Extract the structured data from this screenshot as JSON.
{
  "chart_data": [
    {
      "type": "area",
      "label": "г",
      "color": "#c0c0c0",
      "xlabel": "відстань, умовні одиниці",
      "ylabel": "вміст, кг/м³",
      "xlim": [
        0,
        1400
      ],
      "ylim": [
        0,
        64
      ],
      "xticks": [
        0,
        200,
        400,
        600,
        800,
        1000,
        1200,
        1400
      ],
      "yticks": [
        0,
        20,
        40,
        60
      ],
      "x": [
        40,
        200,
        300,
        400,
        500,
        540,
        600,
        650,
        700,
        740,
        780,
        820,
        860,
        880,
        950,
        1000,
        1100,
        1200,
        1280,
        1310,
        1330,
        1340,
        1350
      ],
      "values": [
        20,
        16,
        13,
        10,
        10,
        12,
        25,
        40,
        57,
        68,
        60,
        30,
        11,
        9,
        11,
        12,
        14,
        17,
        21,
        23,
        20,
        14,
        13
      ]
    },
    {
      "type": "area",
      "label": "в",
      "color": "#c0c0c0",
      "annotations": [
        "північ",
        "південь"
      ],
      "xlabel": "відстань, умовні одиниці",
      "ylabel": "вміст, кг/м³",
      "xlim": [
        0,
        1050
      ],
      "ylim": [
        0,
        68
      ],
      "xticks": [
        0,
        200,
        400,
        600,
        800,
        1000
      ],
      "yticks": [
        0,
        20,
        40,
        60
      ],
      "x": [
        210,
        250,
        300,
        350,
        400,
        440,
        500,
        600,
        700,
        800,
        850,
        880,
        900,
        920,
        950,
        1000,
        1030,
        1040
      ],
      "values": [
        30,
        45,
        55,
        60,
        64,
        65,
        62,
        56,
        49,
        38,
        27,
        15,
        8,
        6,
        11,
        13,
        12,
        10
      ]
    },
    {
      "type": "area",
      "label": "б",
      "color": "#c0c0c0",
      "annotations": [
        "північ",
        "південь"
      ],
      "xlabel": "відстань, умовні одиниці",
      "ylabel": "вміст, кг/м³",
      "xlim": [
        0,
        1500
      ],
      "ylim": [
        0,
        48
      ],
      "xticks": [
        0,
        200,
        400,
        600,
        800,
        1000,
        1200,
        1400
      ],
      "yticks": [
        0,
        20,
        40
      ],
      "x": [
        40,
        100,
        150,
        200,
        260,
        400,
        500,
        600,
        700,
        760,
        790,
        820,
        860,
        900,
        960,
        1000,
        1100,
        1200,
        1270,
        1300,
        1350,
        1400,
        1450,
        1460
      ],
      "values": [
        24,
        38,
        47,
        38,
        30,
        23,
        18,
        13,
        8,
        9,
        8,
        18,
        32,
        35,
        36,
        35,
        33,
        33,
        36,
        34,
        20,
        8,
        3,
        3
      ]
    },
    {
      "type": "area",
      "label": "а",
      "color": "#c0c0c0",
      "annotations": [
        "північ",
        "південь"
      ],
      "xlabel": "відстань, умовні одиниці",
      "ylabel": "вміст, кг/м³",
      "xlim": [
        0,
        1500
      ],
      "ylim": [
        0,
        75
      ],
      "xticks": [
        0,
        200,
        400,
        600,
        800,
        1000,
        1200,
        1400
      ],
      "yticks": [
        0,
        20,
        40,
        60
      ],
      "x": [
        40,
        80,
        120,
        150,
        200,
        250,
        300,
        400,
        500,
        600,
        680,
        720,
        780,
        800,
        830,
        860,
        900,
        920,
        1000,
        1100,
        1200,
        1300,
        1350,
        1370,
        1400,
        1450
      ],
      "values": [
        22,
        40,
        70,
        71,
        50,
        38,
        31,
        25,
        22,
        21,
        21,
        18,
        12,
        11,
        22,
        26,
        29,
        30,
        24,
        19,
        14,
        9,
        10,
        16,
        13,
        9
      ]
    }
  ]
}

..........

**Problem description:**
Copy the data above in full, character for character.

**Completed exercise:**
Extract the structured data from this screenshot as JSON.
{
  "chart_data": [
    {
      "type": "area",
      "label": "г",
      "color": "#c0c0c0",
      "xlabel": "відстань, умовні одиниці",
      "ylabel": "вміст, кг/м³",
      "xlim": [
        0,
        1400
      ],
      "ylim": [
        0,
        64
      ],
      "xticks": [
        0,
        200,
        400,
        600,
        800,
        1000,
        1200,
        1400
      ],
      "yticks": [
        0,
        20,
        40,
        60
      ],
      "x": [
        40,
        200,
        300,
        400,
        500,
        540,
        600,
        650,
        700,
        740,
        780,
        820,
        860,
        880,
        950,
        1000,
        1100,
        1200,
        1280,
        1310,
        1330,
        1340,
        1350
      ],
      "values": [
        20,
        16,
        13,
        10,
        10,
        12,
        25,
        40,
        57,
        68,
        60,
        30,
        11,
        9,
        11,
        12,
        14,
        17,
        21,
        23,
        20,
        14,
        13
      ]
    },
    {
      "type": "area",
      "label": "в",
      "color": "#c0c0c0",
      "annotations": [
        "північ",
        "південь"
      ],
      "xlabel": "відстань, умовні одиниці",
      "ylabel": "вміст, кг/м³",
      "xlim": [
        0,
        1050
      ],
      "ylim": [
        0,
        68
      ],
      "xticks": [
        0,
        200,
        400,
        600,
        800,
        1000
      ],
      "yticks": [
        0,
        20,
        40,
        60
      ],
      "x": [
        210,
        250,
        300,
        350,
        400,
        440,
        500,
        600,
        700,
        800,
        850,
        880,
        900,
        920,
        950,
        1000,
        1030,
        1040
      ],
      "values": [
        30,
        45,
        55,
        60,
        64,
        65,
        62,
        56,
        49,
        38,
        27,
        15,
        8,
        6,
        11,
        13,
        12,
        10
      ]
    },
    {
      "type": "area",
      "label": "б",
      "color": "#c0c0c0",
      "annotations": [
        "північ",
        "південь"
      ],
      "xlabel": "відстань, умовні одиниці",
      "ylabel": "вміст, кг/м³",
      "xlim": [
        0,
        1500
      ],
      "ylim": [
        0,
        48
      ],
      "xticks": [
        0,
        200,
        400,
        600,
        800,
        1000,
        1200,
        1400
      ],
      "yticks": [
        0,
        20,
        40
      ],
      "x": [
        40,
        100,
        150,
        200,
        260,
        400,
        500,
        600,
        700,
        760,
        790,
        820,
        860,
        900,
        960,
        1000,
        1100,
        1200,
        1270,
        1300,
        1350,
        1400,
        1450,
        1460
      ],
      "values": [
        24,
        38,
        47,
        38,
        30,
        23,
        18,
        13,
        8,
        9,
        8,
        18,
        32,
        35,
        36,
        35,
        33,
        33,
        36,
        34,
        20,
        8,
        3,
        3
      ]
    },
    {
      "type": "area",
      "label": "а",
      "color": "#c0c0c0",
      "annotations": [
        "північ",
        "південь"
      ],
      "xlabel": "відстань, умовні одиниці",
      "ylabel": "вміст, кг/м³",
      "xlim": [
        0,
        1500
      ],
      "ylim": [
        0,
        75
      ],
      "xticks": [
        0,
        200,
        400,
        600,
        800,
        1000,
        1200,
        1400
      ],
      "yticks": [
        0,
        20,
        40,
        60
      ],
      "x": [
        40,
        80,
        120,
        150,
        200,
        250,
        300,
        400,
        500,
        600,
        680,
        720,
        780,
        800,
        830,
        860,
        900,
        920,
        1000,
        1100,
        1200,
        1300,
        1350,
        1370,
        1400,
        1450
      ],
      "values": [
        22,
        40,
        70,
        71,
        50,
        38,
        31,
        25,
        22,
        21,
        21,
        18,
        12,
        11,
        22,
        26,
        29,
        30,
        24,
        19,
        14,
        9,
        10,
        16,
        13,
        9
      ]
    }
  ]
}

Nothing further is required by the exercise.